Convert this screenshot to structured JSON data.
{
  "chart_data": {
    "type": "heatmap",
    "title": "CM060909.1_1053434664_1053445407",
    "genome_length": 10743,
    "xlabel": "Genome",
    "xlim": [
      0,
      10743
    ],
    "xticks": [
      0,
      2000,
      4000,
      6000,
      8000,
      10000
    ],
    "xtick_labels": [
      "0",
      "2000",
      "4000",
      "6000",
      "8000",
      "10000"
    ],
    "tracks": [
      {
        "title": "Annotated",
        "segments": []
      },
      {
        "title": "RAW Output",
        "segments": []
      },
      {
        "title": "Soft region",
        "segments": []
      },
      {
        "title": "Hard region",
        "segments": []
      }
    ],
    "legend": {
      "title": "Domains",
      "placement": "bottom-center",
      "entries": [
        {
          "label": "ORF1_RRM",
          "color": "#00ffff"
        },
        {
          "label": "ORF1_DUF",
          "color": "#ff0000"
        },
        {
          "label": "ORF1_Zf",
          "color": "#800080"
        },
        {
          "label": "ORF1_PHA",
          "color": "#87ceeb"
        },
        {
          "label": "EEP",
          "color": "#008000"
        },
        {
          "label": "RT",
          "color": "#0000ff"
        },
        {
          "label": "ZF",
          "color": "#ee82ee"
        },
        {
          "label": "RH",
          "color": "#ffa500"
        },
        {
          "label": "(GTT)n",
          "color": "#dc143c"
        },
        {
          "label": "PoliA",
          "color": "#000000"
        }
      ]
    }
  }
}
----
◆ INSTRUCTIONS TO FOLLOW: Please return each line of the listing above that contains "region".

◆ RESPONSE FOR THIS EXERCISE:
        "title": "Soft region",
        "title": "Hard region",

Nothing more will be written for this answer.